Pedido a:
Responda com base no trecho sobre os juros:
(i) Qual é hoje a taxa básica Selic?
(ii) Em quanto, segundo Meirelles, a relação dívida pública/PIB vai se manter estável?
(iii) Em que ano à frente do BC Meirelles está?

Trecho selecionado:
■ ■ ■
A taxa básica Selic, definida
pelo BC, está hoje em 11,25%, e
o mercado projeta juros de
9,25% para o final do ano.
Meirelles, por outro lado, diz
que, no Brasil, não necessariamente ocorrerá o mesmo que
nos EUA, onde os juros, hoje
perto de zero, devem subir tão
logo comece uma recuperação
mais forte da economia. Esse
tema é sensível no Palácio do
Planalto, já que o governo Lula
não gostaria de trabalhar com
alta de juros no ano eleitoral de
2010, embora analistas considerem possível esse cenário.
Em seu sétimo ano à frente
do BC, ele não admite erros na
condução da política monetária nem o que muitos dão como
certo -que sairá candidato nas
eleições de 2010.
Meirelles não critica a atual
política fiscal expansionista,
sempre apontada pelo BC no
passado como um entrave para
maiores reduções dos juros. Segundo ele, a relação dívida pública/PIB se manterá estável,
em 37%, mesmo com o aumento dos gastos do governo Lula.
A seguir, trechos da entrevista, concedida na sala do BC em
Brasília.
FOLHA - A taxa de equilíbrio de juros no Brasil mudou de patamar? O
país pode conviver com uma taxa
básica de juros de um dígito?
HENRIQUE MEIRELLES - É um pouco prematuro dizer, pois temos
uma conjugação de dois fatores, estruturais e conjunturais.
Estrutural é a queda dos prêmios de risco, resultado da gradual estabilização da economia
brasileira. As taxas de juros
reais [descontada a inflação] já
estiveram acima de 20% e hoje
estão ao redor de 5%.
Mas vêm caindo nos últimos
anos de forma gradual, independentemente dos ciclos, de
subidas e descidas. Existe, hoje,
um movimento cíclico, conjuntural, que é a crise mundial, que
leva a uma desaceleração da
atividade. Qual será a conjugação desses dois fatores no futuro? O momento é prematuro
para ver.
■ ■ ■
(Itens de dados)
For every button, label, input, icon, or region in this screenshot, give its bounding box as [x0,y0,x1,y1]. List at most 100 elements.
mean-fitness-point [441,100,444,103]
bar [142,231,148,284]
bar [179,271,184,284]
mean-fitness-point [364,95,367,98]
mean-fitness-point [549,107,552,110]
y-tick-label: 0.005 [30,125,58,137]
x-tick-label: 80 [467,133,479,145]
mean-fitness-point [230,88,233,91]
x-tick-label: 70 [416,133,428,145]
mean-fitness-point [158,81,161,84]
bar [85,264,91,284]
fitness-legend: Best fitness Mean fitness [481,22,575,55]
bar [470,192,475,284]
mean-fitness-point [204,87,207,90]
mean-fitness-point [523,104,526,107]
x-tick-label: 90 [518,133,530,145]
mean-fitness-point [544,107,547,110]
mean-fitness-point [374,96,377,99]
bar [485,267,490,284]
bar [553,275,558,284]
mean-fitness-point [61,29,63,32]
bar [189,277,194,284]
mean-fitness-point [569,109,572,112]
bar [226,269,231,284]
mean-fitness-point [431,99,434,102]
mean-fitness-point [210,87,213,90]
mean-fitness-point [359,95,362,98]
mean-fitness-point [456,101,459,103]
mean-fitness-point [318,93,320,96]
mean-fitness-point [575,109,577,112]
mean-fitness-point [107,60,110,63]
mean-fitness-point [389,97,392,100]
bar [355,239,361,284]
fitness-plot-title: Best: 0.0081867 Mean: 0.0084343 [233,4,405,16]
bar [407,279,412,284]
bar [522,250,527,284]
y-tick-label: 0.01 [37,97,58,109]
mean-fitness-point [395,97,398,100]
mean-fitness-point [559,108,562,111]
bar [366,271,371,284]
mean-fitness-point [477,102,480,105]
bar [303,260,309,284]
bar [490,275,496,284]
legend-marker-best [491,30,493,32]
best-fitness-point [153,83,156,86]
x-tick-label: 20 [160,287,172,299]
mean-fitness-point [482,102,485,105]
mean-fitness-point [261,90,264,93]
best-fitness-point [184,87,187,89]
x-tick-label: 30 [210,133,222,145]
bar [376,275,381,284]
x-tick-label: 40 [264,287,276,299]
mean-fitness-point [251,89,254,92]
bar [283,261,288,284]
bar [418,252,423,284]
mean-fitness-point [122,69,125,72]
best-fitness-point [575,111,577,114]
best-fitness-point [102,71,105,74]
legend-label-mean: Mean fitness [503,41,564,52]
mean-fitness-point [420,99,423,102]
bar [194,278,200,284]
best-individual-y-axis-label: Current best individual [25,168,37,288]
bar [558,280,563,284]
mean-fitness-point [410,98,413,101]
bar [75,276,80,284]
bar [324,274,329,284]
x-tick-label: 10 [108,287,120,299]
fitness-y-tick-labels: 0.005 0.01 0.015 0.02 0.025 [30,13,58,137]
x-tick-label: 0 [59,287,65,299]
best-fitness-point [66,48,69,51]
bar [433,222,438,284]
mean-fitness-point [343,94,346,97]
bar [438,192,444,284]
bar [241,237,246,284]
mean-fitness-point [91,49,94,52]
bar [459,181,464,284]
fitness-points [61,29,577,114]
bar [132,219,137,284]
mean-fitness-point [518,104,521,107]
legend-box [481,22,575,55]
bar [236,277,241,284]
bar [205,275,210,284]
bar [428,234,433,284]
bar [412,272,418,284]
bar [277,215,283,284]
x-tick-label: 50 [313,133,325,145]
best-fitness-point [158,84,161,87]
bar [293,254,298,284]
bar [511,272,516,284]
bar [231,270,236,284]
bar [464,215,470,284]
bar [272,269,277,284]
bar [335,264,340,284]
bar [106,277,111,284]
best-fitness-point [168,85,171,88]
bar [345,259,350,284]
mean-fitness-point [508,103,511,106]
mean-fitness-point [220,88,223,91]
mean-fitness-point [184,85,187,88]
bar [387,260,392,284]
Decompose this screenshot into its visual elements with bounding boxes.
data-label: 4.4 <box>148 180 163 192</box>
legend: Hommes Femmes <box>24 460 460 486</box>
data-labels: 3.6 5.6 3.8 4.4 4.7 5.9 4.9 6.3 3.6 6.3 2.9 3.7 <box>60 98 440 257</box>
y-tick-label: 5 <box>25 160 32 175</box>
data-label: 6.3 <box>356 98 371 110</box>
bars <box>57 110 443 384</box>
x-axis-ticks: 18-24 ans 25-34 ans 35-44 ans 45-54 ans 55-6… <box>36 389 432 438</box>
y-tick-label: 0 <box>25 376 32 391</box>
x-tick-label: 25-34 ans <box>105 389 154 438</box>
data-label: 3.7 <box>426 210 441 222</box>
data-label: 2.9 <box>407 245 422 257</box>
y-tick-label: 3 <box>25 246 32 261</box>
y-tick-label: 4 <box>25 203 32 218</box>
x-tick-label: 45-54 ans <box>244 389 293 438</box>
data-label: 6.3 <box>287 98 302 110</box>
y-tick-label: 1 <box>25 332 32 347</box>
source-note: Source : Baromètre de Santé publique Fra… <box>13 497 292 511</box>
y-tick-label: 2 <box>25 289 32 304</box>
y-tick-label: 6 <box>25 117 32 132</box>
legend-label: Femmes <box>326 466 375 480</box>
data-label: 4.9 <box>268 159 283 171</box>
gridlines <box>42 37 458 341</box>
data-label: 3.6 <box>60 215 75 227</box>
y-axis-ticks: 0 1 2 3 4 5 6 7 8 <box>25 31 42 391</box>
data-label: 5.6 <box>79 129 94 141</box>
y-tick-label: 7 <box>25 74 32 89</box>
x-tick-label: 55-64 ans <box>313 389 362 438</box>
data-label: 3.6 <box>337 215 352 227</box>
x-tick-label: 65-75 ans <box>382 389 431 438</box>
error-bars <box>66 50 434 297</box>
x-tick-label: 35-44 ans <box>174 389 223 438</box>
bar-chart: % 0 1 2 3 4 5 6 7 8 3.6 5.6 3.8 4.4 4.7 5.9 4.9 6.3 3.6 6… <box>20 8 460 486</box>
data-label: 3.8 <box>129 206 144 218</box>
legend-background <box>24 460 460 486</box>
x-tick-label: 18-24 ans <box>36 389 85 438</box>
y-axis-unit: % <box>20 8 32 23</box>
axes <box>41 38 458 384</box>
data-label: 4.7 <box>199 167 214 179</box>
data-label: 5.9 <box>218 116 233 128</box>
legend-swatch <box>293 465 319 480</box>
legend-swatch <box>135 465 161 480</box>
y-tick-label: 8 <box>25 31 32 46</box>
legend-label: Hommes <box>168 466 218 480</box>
■ ■ ■
Pedido b:
Troque "mean-fitness-point" por "ponto-media" nas entradas, do começo delas até a linha que contém "x-tick-label: 90 [518,133,530,145]", inclusive, deixando todo o resto igual. Devolva só essas linhas.

Resposta esperada a:
(i) 11,25%.
(ii) Em 37%.
(iii) No sétimo ano.

Resposta esperada b:
For every button, label, input, icon, or region in this screenshot, give its bounding box as [x0,y0,x1,y1]. List at most 100 elements.
ponto-media [441,100,444,103]
bar [142,231,148,284]
bar [179,271,184,284]
ponto-media [364,95,367,98]
ponto-media [549,107,552,110]
y-tick-label: 0.005 [30,125,58,137]
x-tick-label: 80 [467,133,479,145]
ponto-media [230,88,233,91]
x-tick-label: 70 [416,133,428,145]
ponto-media [158,81,161,84]
bar [85,264,91,284]
fitness-legend: Best fitness Mean fitness [481,22,575,55]
bar [470,192,475,284]
ponto-media [204,87,207,90]
ponto-media [523,104,526,107]
x-tick-label: 90 [518,133,530,145]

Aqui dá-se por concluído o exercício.